** start Dataset excerpts **
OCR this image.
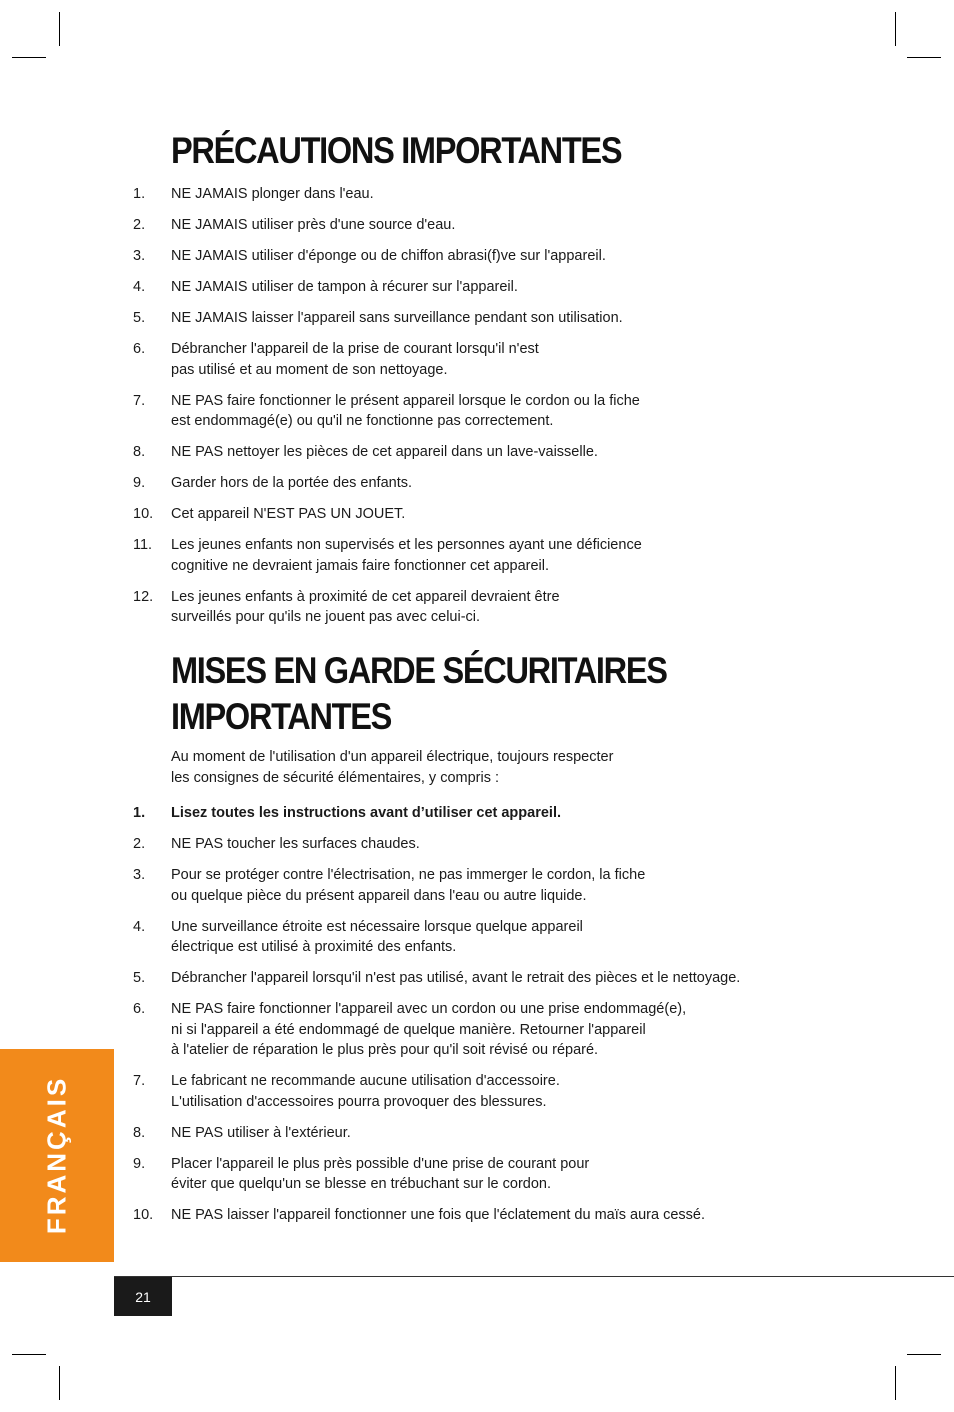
PRÉCAUTIONS IMPORTANTES
1.	NE JAMAIS plonger dans l'eau.
2.	NE JAMAIS utiliser près d'une source d'eau.
3.	NE JAMAIS utiliser d'éponge ou de chiffon abrasi(f)ve sur l'appareil.
4.	NE JAMAIS utiliser de tampon à récurer sur l'appareil.
5.	NE JAMAIS laisser l'appareil sans surveillance pendant son utilisation.
6.	Débrancher l'appareil de la prise de courant lorsqu'il n'est
pas utilisé et au moment de son nettoyage.
7.	NE PAS faire fonctionner le présent appareil lorsque le cordon ou la fiche
est endommagé(e) ou qu'il ne fonctionne pas correctement.
8.	NE PAS nettoyer les pièces de cet appareil dans un lave-vaisselle.
9.	Garder hors de la portée des enfants.
10.	Cet appareil N'EST PAS UN JOUET.
11.	Les jeunes enfants non supervisés et les personnes ayant une déficience
cognitive ne devraient jamais faire fonctionner cet appareil.
12.	Les jeunes enfants à proximité de cet appareil devraient être
surveillés pour qu'ils ne jouent pas avec celui-ci.
MISES EN GARDE SÉCURITAIRES
IMPORTANTES

Au moment de l'utilisation d'un appareil électrique, toujours respecter
les consignes de sécurité élémentaires, y compris :

1.	Lisez toutes les instructions avant d’utiliser cet appareil.
2.	NE PAS toucher les surfaces chaudes.
3.	Pour se protéger contre l'électrisation, ne pas immerger le cordon, la fiche
ou quelque pièce du présent appareil dans l'eau ou autre liquide.
4.	Une surveillance étroite est nécessaire lorsque quelque appareil
électrique est utilisé à proximité des enfants.
5.	Débrancher l'appareil lorsqu'il n'est pas utilisé, avant le retrait des pièces et le nettoyage.
6.	NE PAS faire fonctionner l'appareil avec un cordon ou une prise endommagé(e),
ni si l'appareil a été endommagé de quelque manière. Retourner l'appareil
à l'atelier de réparation le plus près pour qu'il soit révisé ou réparé.
7.	Le fabricant ne recommande aucune utilisation d'accessoire.
L'utilisation d'accessoires pourra provoquer des blessures.
8.	NE PAS utiliser à l'extérieur.
9.	Placer l'appareil le plus près possible d'une prise de courant pour
éviter que quelqu'un se blesse en trébuchant sur le cordon.
10.	NE PAS laisser l'appareil fonctionner une fois que l'éclatement du maïs aura cessé.
FRANÇAIS
21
** end Dataset excerpts **
= Required task =
Transcribe the records above verbatim. Do not carry over any picture.

= Solution for this problem =
OCR this image.
PRÉCAUTIONS IMPORTANTES
1.	NE JAMAIS plonger dans l'eau.
2.	NE JAMAIS utiliser près d'une source d'eau.
3.	NE JAMAIS utiliser d'éponge ou de chiffon abrasi(f)ve sur l'appareil.
4.	NE JAMAIS utiliser de tampon à récurer sur l'appareil.
5.	NE JAMAIS laisser l'appareil sans surveillance pendant son utilisation.
6.	Débrancher l'appareil de la prise de courant lorsqu'il n'est
pas utilisé et au moment de son nettoyage.
7.	NE PAS faire fonctionner le présent appareil lorsque le cordon ou la fiche
est endommagé(e) ou qu'il ne fonctionne pas correctement.
8.	NE PAS nettoyer les pièces de cet appareil dans un lave-vaisselle.
9.	Garder hors de la portée des enfants.
10.	Cet appareil N'EST PAS UN JOUET.
11.	Les jeunes enfants non supervisés et les personnes ayant une déficience
cognitive ne devraient jamais faire fonctionner cet appareil.
12.	Les jeunes enfants à proximité de cet appareil devraient être
surveillés pour qu'ils ne jouent pas avec celui-ci.
MISES EN GARDE SÉCURITAIRES
IMPORTANTES

Au moment de l'utilisation d'un appareil électrique, toujours respecter
les consignes de sécurité élémentaires, y compris :

1.	Lisez toutes les instructions avant d’utiliser cet appareil.
2.	NE PAS toucher les surfaces chaudes.
3.	Pour se protéger contre l'électrisation, ne pas immerger le cordon, la fiche
ou quelque pièce du présent appareil dans l'eau ou autre liquide.
4.	Une surveillance étroite est nécessaire lorsque quelque appareil
électrique est utilisé à proximité des enfants.
5.	Débrancher l'appareil lorsqu'il n'est pas utilisé, avant le retrait des pièces et le nettoyage.
6.	NE PAS faire fonctionner l'appareil avec un cordon ou une prise endommagé(e),
ni si l'appareil a été endommagé de quelque manière. Retourner l'appareil
à l'atelier de réparation le plus près pour qu'il soit révisé ou réparé.
7.	Le fabricant ne recommande aucune utilisation d'accessoire.
L'utilisation d'accessoires pourra provoquer des blessures.
8.	NE PAS utiliser à l'extérieur.
9.	Placer l'appareil le plus près possible d'une prise de courant pour
éviter que quelqu'un se blesse en trébuchant sur le cordon.
10.	NE PAS laisser l'appareil fonctionner une fois que l'éclatement du maïs aura cessé.
FRANÇAIS
21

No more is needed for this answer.